* Aim
Reproduce all of the material word for word.

-=-=-=-=-

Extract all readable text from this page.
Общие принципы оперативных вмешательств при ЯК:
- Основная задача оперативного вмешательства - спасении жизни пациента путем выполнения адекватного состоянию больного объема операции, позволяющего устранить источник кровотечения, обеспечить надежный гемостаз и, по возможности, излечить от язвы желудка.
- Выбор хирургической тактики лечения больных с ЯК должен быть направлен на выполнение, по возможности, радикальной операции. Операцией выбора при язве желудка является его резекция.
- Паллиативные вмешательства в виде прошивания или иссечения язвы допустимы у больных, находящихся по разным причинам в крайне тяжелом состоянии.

-=-=-=-=-

* Correct response
Extract all readable text from this page.
Общие принципы оперативных вмешательств при ЯК:
- Основная задача оперативного вмешательства - спасении жизни пациента путем выполнения адекватного состоянию больного объема операции, позволяющего устранить источник кровотечения, обеспечить надежный гемостаз и, по возможности, излечить от язвы желудка.
- Выбор хирургической тактики лечения больных с ЯК должен быть направлен на выполнение, по возможности, радикальной операции. Операцией выбора при язве желудка является его резекция.
- Паллиативные вмешательства в виде прошивания или иссечения язвы допустимы у больных, находящихся по разным причинам в крайне тяжелом состоянии.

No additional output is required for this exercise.